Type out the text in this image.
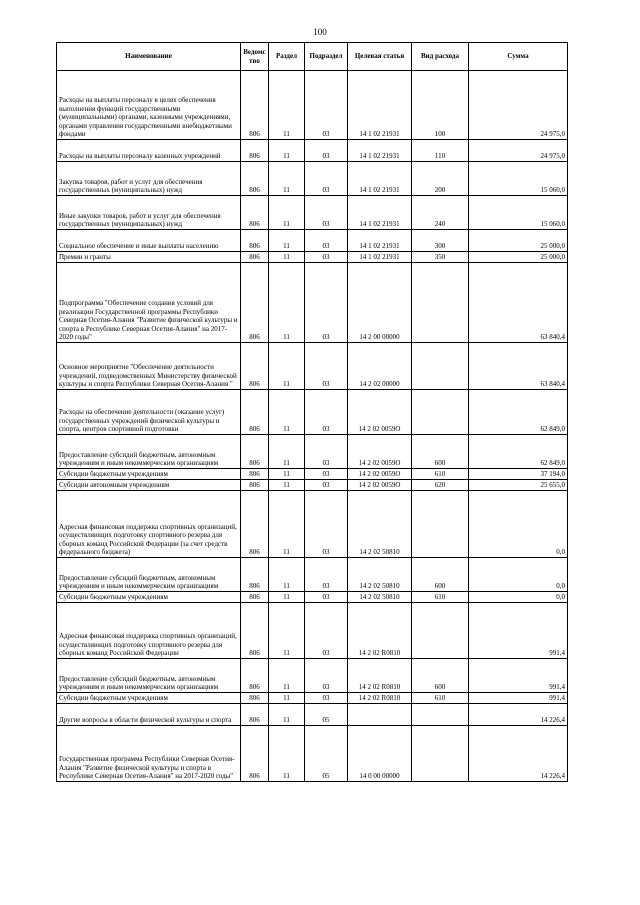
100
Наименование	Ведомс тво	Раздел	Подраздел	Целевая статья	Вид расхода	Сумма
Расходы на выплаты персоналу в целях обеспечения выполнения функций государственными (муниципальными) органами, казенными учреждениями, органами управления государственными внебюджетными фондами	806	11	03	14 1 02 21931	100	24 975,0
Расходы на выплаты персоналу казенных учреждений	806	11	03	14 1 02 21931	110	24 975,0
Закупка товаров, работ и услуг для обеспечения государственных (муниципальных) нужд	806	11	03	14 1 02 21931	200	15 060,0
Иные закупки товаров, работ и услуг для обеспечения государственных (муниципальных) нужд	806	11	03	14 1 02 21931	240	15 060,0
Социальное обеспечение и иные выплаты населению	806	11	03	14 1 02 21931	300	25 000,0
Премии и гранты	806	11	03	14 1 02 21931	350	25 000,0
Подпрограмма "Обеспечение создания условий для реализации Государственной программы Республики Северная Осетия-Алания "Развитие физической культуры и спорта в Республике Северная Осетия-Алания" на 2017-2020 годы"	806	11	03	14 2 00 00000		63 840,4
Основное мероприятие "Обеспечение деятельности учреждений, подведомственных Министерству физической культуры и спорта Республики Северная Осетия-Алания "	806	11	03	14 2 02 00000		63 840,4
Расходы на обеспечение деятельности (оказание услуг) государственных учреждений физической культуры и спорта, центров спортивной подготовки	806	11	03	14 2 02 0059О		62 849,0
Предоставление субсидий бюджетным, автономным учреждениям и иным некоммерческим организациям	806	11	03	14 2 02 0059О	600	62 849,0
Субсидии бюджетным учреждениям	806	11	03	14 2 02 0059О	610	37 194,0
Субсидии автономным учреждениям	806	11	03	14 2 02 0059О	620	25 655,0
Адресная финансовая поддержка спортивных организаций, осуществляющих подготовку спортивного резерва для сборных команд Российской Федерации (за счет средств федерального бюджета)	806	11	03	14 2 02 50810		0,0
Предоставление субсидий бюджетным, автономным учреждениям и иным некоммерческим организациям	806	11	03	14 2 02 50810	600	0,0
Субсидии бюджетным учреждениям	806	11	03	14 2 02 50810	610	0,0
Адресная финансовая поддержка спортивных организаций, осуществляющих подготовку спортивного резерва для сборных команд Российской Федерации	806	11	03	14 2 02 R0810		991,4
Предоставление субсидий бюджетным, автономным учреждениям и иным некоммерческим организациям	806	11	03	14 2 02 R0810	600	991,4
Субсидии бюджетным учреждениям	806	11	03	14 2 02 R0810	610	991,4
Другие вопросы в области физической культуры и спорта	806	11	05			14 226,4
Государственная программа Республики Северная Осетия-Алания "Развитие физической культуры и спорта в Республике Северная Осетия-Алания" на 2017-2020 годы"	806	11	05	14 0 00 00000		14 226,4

--

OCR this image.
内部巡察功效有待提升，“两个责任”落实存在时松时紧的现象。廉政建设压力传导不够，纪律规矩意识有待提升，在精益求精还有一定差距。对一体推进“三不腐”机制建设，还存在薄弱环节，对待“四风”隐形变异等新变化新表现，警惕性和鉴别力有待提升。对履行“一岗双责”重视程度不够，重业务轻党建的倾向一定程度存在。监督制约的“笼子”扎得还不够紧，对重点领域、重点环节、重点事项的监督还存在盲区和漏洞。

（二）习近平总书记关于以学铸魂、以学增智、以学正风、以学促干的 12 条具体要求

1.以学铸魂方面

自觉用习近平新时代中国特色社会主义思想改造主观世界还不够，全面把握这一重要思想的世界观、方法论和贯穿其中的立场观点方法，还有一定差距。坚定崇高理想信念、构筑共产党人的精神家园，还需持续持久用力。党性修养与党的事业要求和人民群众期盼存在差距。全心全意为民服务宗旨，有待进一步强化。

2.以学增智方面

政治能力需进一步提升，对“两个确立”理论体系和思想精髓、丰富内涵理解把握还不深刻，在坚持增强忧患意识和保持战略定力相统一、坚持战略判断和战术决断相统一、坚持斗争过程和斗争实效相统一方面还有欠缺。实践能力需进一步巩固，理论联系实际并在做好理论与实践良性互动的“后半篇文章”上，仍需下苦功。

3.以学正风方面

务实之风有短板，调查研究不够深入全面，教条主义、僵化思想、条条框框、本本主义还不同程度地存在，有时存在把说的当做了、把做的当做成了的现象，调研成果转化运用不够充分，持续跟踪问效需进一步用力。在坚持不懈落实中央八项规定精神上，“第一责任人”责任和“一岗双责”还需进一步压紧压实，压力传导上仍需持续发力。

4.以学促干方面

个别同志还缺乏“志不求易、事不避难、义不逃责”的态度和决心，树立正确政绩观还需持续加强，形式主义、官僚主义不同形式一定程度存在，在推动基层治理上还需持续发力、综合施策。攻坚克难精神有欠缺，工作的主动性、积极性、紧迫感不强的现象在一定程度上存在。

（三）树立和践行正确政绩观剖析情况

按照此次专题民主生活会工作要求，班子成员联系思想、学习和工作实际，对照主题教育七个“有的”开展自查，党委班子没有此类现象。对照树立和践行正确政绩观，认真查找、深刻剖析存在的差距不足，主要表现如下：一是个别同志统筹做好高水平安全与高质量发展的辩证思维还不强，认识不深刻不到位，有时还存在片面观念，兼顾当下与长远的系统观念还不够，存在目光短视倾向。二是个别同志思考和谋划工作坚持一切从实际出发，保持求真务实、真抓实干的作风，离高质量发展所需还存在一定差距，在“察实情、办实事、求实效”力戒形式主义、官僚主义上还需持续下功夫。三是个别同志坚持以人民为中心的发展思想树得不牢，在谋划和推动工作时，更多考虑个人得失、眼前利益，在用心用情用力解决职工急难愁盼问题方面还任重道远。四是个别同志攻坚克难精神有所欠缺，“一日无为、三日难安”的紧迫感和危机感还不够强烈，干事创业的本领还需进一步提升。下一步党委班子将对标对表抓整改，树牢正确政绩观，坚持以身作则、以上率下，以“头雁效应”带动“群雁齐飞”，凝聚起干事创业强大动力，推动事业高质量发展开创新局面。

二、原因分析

==

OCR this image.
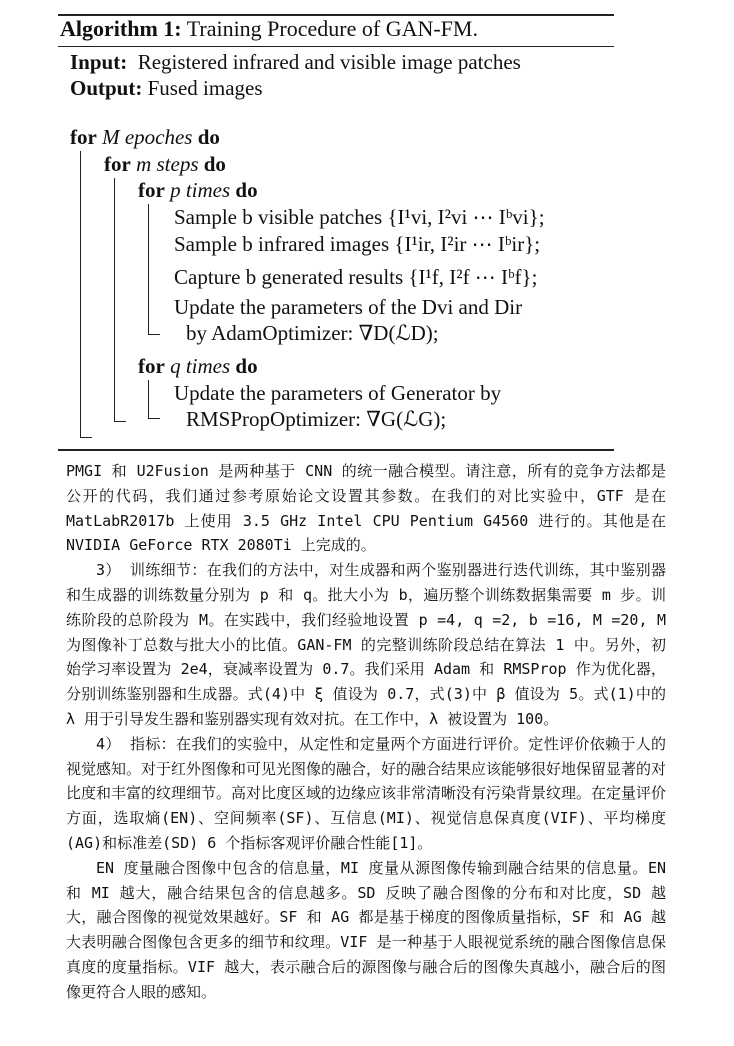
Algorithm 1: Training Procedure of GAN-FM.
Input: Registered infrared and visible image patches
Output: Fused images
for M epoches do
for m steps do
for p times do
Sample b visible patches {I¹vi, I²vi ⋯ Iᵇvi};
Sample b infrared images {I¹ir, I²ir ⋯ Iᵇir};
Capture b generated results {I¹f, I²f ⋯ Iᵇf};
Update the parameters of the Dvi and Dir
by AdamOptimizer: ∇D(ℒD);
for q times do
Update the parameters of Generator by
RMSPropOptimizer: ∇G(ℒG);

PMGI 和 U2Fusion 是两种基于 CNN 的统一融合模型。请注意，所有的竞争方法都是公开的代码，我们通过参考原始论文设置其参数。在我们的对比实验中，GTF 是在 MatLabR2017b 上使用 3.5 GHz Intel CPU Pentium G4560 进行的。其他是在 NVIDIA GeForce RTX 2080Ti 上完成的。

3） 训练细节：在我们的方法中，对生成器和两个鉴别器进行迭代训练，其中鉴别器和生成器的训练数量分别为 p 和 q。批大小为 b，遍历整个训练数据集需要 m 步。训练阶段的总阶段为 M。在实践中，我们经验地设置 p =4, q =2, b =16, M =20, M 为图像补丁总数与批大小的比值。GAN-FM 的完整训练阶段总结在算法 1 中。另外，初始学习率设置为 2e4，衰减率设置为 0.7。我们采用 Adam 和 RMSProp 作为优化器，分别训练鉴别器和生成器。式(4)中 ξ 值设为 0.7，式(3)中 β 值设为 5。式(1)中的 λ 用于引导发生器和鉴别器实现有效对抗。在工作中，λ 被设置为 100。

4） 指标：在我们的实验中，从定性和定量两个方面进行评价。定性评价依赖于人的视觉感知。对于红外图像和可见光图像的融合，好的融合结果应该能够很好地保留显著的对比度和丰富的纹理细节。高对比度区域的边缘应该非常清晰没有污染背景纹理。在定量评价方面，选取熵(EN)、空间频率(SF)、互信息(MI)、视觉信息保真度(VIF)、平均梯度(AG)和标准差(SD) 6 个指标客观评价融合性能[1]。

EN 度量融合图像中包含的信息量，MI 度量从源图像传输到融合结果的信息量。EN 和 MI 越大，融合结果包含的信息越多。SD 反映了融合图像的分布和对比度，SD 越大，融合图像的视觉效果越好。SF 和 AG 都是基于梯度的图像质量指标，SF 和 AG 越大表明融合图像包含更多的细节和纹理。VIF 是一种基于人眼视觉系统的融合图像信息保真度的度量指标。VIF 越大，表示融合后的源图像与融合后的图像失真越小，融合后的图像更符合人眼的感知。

◆ WHAT IS REQUIRED ◆
Tally the lines of the records holding the word "автономным", then state only the tally.

◆ SOLUTION FOR THIS EXERCISE ◆
4